What is required:
Locate every line in the records below that holds the word "wide" and return each one.

Data provided:

● ● ● ● ● ● ●

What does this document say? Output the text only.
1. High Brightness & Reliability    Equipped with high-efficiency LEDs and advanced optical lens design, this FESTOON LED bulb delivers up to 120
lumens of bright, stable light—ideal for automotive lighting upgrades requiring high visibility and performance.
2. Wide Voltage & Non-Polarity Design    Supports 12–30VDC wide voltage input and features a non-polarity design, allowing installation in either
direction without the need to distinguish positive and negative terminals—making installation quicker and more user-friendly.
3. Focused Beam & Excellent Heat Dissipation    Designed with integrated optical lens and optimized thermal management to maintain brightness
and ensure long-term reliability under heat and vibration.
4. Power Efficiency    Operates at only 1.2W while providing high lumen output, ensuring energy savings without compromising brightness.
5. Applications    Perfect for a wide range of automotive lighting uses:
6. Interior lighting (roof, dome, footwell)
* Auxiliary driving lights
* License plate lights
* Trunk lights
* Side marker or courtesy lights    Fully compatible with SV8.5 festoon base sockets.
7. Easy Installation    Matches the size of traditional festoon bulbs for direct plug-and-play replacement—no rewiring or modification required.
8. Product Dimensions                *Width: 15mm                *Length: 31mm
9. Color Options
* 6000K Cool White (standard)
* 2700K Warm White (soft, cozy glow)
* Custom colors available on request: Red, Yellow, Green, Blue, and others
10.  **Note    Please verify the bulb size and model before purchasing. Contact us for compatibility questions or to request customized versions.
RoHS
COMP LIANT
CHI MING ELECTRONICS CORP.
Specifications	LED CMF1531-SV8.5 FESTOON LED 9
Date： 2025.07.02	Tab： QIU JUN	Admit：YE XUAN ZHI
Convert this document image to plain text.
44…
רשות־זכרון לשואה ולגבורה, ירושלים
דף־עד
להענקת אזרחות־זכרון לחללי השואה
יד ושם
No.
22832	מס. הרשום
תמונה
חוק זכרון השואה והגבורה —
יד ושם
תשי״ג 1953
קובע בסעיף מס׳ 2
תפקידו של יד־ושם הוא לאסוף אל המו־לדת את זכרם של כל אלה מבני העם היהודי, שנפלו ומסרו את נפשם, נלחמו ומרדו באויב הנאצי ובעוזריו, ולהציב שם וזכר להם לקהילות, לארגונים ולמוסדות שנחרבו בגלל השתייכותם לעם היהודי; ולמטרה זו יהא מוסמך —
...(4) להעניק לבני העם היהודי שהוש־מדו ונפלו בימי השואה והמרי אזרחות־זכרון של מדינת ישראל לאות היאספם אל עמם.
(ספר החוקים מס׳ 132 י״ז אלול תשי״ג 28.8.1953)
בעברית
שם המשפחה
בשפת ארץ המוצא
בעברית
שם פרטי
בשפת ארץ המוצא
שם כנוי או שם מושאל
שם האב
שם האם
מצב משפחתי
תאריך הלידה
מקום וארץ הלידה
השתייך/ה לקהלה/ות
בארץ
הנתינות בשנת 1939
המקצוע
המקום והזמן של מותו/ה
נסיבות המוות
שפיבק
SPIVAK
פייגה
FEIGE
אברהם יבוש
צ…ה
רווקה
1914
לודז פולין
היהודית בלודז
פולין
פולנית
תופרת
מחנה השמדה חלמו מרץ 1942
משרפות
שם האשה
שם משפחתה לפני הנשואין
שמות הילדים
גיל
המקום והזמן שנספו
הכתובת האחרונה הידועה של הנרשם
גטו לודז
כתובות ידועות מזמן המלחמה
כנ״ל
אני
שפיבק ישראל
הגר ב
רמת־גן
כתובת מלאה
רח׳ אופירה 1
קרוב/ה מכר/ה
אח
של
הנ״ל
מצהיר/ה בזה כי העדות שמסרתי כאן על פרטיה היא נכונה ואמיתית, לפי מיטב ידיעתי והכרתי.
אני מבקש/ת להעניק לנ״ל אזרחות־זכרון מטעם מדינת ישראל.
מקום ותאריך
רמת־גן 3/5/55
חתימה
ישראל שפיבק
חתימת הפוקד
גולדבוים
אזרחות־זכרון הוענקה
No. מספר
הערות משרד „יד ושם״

● ● ● ● ● ● ●

Expected answer:
2. Wide Voltage & Non-Polarity Design    Supports 12–30VDC wide voltage input and features a non-polarity design, allowing installation in either
5. Applications    Perfect for a wide range of automotive lighting uses:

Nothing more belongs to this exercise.